▶ [Task to complete]
Output every entry exactly as written, skipping any pictures.

▶ [Record extracts]
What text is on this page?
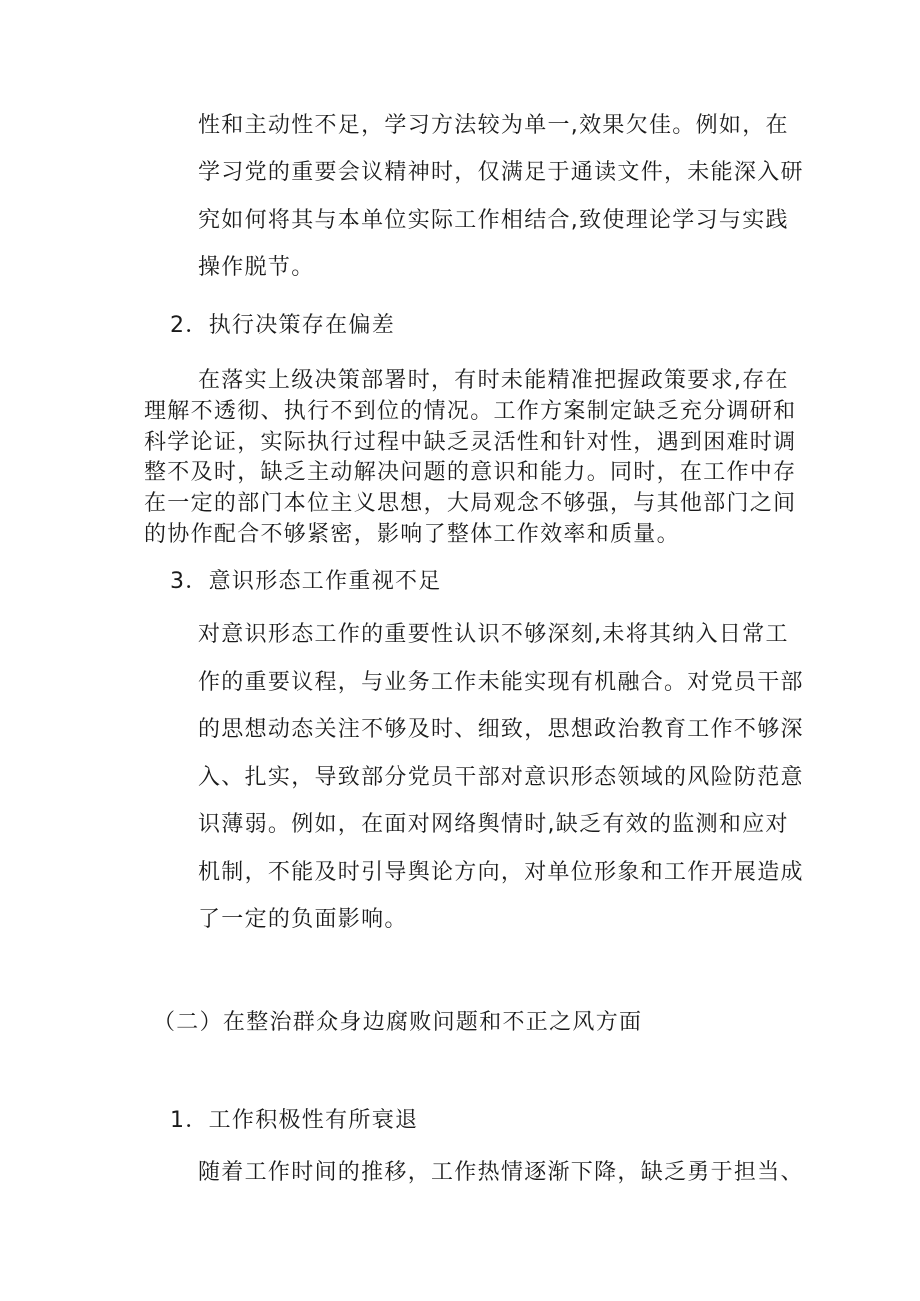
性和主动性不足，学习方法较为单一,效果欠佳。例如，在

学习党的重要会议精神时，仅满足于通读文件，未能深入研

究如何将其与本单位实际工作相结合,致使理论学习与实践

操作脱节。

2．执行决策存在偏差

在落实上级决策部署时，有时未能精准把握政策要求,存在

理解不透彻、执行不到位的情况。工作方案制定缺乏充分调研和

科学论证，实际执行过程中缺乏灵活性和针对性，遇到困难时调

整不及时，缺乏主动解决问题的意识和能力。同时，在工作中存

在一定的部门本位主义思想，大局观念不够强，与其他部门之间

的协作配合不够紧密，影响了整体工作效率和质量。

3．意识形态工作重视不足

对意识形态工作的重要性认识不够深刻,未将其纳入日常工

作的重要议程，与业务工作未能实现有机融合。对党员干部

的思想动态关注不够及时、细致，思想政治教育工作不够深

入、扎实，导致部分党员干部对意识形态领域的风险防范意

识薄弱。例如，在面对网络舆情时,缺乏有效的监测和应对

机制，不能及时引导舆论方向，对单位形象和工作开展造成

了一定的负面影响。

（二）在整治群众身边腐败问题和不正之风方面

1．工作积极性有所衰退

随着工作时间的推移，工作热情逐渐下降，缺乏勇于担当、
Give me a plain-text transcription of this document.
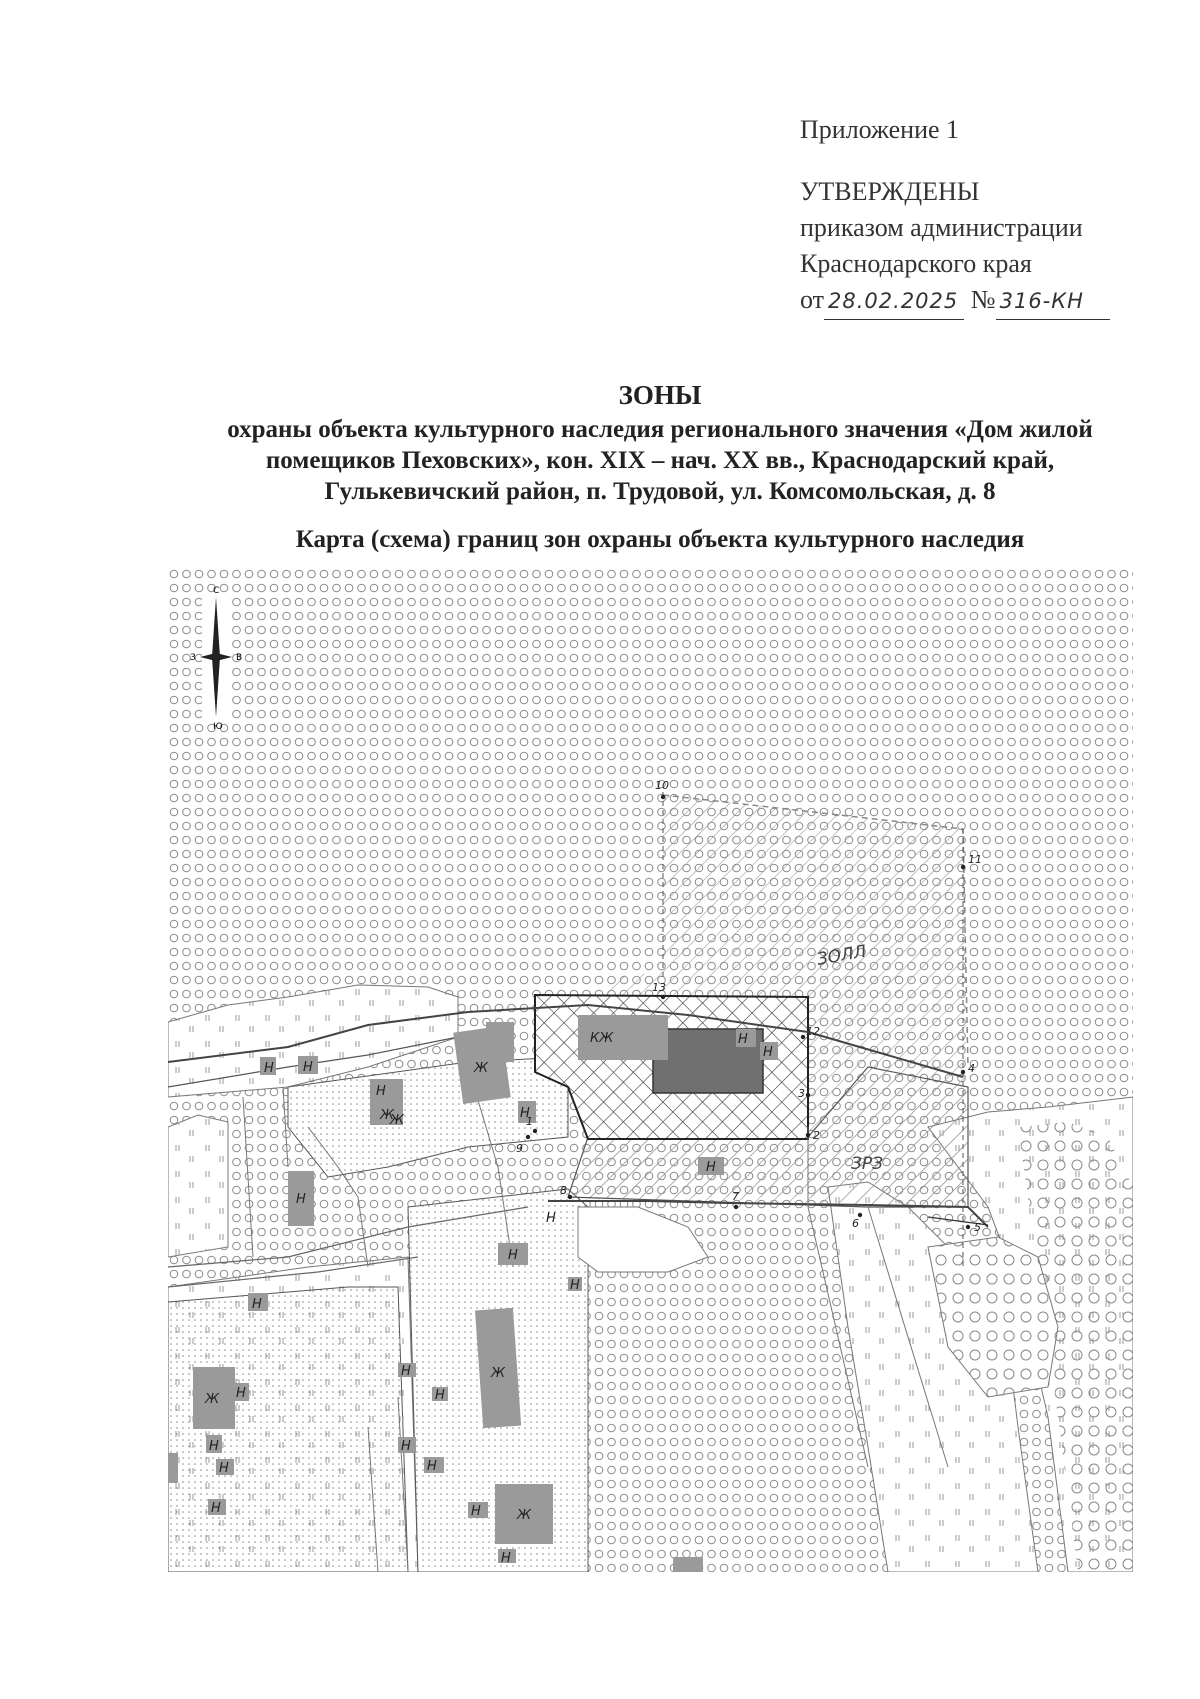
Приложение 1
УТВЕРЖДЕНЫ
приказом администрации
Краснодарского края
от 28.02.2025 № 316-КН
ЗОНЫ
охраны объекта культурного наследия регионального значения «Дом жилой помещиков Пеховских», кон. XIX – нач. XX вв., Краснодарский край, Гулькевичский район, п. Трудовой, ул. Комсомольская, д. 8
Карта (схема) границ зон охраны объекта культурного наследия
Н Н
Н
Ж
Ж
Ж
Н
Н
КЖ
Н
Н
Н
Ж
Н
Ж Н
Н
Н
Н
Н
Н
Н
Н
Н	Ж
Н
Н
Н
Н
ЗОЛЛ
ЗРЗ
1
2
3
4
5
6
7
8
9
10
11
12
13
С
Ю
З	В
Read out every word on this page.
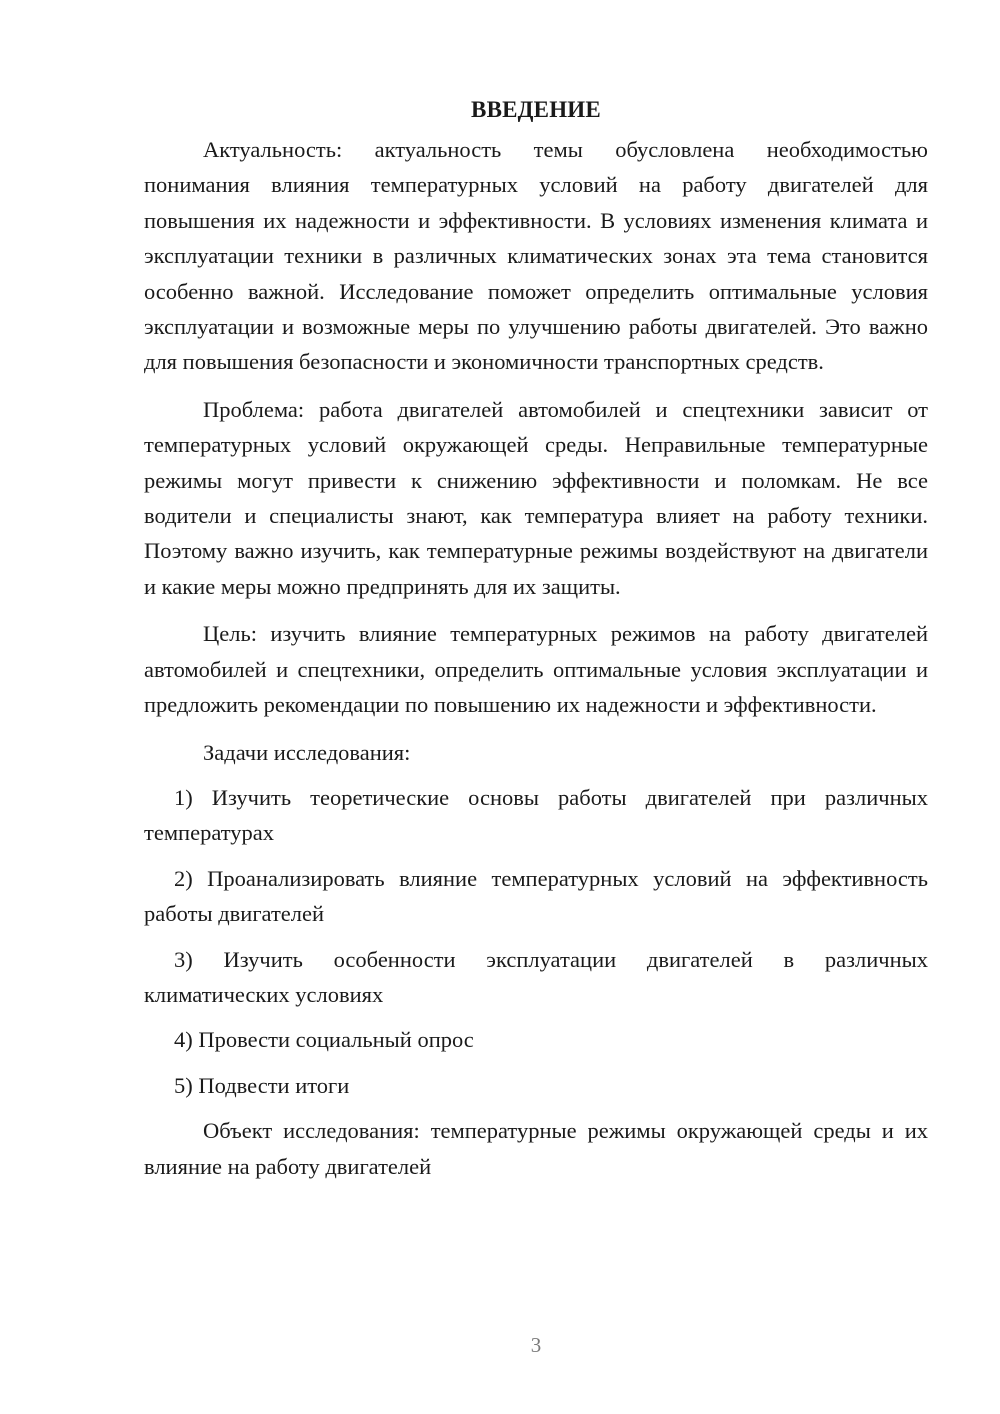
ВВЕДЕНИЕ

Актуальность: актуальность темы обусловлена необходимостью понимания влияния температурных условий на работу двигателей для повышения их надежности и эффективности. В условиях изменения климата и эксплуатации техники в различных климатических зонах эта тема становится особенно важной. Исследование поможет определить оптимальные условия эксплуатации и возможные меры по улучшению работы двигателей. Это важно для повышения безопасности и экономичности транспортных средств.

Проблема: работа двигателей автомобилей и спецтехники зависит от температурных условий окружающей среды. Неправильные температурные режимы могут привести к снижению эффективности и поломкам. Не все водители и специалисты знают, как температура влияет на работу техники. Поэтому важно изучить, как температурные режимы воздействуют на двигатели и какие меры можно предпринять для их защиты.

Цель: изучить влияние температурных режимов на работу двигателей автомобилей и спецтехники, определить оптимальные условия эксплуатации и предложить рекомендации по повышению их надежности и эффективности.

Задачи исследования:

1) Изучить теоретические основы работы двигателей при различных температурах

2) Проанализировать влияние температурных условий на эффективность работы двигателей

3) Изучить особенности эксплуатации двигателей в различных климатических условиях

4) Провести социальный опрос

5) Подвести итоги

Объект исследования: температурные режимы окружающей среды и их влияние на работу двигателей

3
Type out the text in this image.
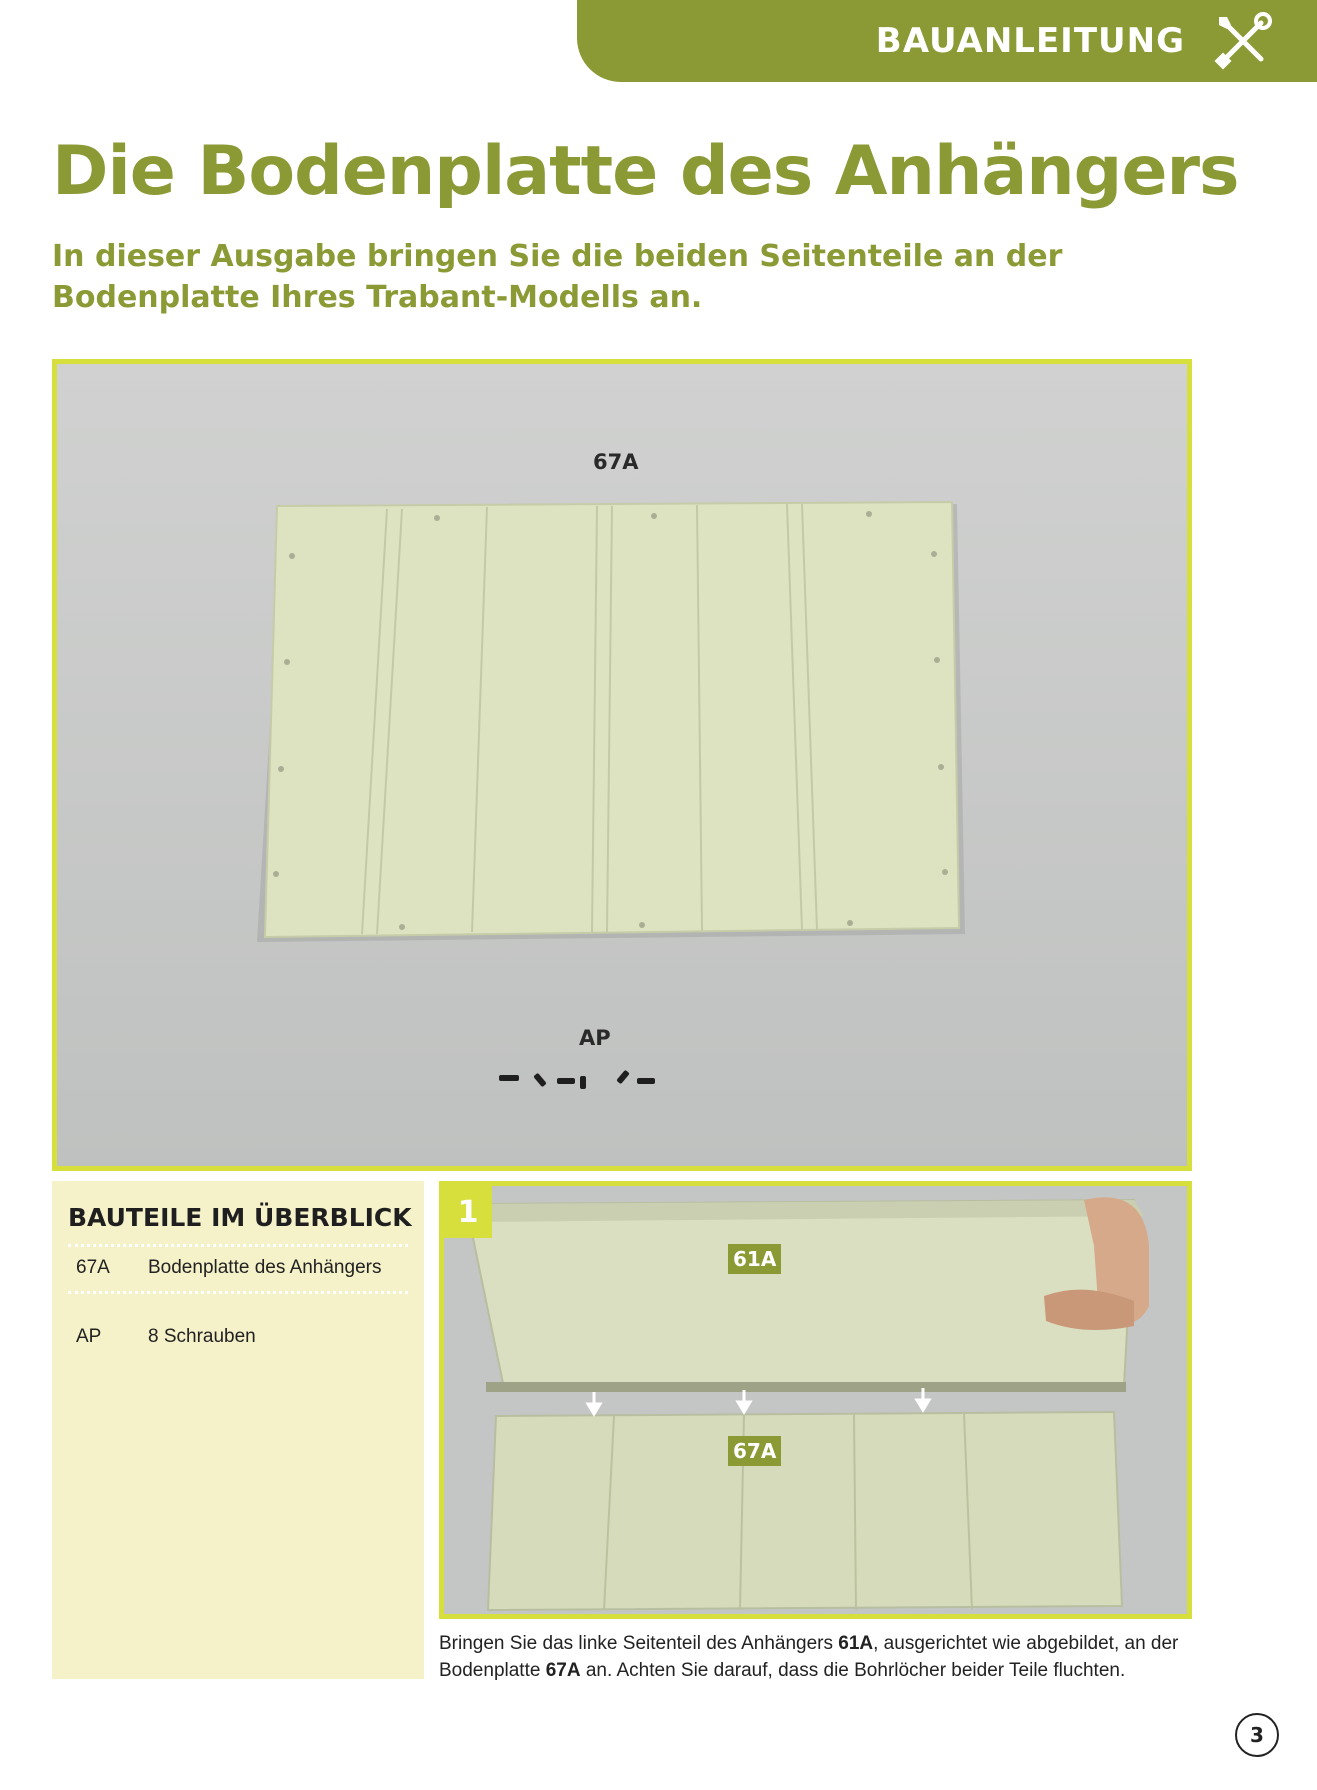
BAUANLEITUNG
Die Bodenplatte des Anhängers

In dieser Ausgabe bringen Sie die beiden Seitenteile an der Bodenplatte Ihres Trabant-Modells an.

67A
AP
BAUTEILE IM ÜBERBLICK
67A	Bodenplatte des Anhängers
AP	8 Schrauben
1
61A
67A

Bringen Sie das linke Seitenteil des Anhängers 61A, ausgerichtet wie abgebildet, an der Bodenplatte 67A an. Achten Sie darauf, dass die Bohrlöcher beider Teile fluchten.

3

▶ [Answer for the task]
What text is on this page?
性和主动性不足，学习方法较为单一,效果欠佳。例如，在

学习党的重要会议精神时，仅满足于通读文件，未能深入研

究如何将其与本单位实际工作相结合,致使理论学习与实践

操作脱节。

2．执行决策存在偏差

在落实上级决策部署时，有时未能精准把握政策要求,存在

理解不透彻、执行不到位的情况。工作方案制定缺乏充分调研和

科学论证，实际执行过程中缺乏灵活性和针对性，遇到困难时调

整不及时，缺乏主动解决问题的意识和能力。同时，在工作中存

在一定的部门本位主义思想，大局观念不够强，与其他部门之间

的协作配合不够紧密，影响了整体工作效率和质量。

3．意识形态工作重视不足

对意识形态工作的重要性认识不够深刻,未将其纳入日常工

作的重要议程，与业务工作未能实现有机融合。对党员干部

的思想动态关注不够及时、细致，思想政治教育工作不够深

入、扎实，导致部分党员干部对意识形态领域的风险防范意

识薄弱。例如，在面对网络舆情时,缺乏有效的监测和应对

机制，不能及时引导舆论方向，对单位形象和工作开展造成

了一定的负面影响。

（二）在整治群众身边腐败问题和不正之风方面

1．工作积极性有所衰退

随着工作时间的推移，工作热情逐渐下降，缺乏勇于担当、
Give me a plain-text transcription of this document.
Приложение 1
УТВЕРЖДЕНЫ
приказом администрации
Краснодарского края
от 28.02.2025 № 316-КН
ЗОНЫ
охраны объекта культурного наследия регионального значения «Дом жилой помещиков Пеховских», кон. XIX – нач. XX вв., Краснодарский край, Гулькевичский район, п. Трудовой, ул. Комсомольская, д. 8
Карта (схема) границ зон охраны объекта культурного наследия
Н Н
Н
Ж
Ж
Ж
Н
Н
КЖ
Н
Н
Н
Ж
Н
Ж Н
Н
Н
Н
Н
Н
Н
Н
Н	Ж
Н
Н
Н
Н
ЗОЛЛ
ЗРЗ
1
2
3
4
5
6
7
8
9
10
11
12
13
С
Ю
З	В
Read out every word on this page.
ВВЕДЕНИЕ

Актуальность: актуальность темы обусловлена необходимостью понимания влияния температурных условий на работу двигателей для повышения их надежности и эффективности. В условиях изменения климата и эксплуатации техники в различных климатических зонах эта тема становится особенно важной. Исследование поможет определить оптимальные условия эксплуатации и возможные меры по улучшению работы двигателей. Это важно для повышения безопасности и экономичности транспортных средств.

Проблема: работа двигателей автомобилей и спецтехники зависит от температурных условий окружающей среды. Неправильные температурные режимы могут привести к снижению эффективности и поломкам. Не все водители и специалисты знают, как температура влияет на работу техники. Поэтому важно изучить, как температурные режимы воздействуют на двигатели и какие меры можно предпринять для их защиты.

Цель: изучить влияние температурных режимов на работу двигателей автомобилей и спецтехники, определить оптимальные условия эксплуатации и предложить рекомендации по повышению их надежности и эффективности.

Задачи исследования:

1) Изучить теоретические основы работы двигателей при различных температурах

2) Проанализировать влияние температурных условий на эффективность работы двигателей

3) Изучить особенности эксплуатации двигателей в различных климатических условиях

4) Провести социальный опрос

5) Подвести итоги

Объект исследования: температурные режимы окружающей среды и их влияние на работу двигателей

3
Type out the text in this image.
BAUANLEITUNG
Die Bodenplatte des Anhängers

In dieser Ausgabe bringen Sie die beiden Seitenteile an der Bodenplatte Ihres Trabant-Modells an.

67A
AP
BAUTEILE IM ÜBERBLICK
67A	Bodenplatte des Anhängers
AP	8 Schrauben
1
61A
67A

Bringen Sie das linke Seitenteil des Anhängers 61A, ausgerichtet wie abgebildet, an der Bodenplatte 67A an. Achten Sie darauf, dass die Bohrlöcher beider Teile fluchten.

3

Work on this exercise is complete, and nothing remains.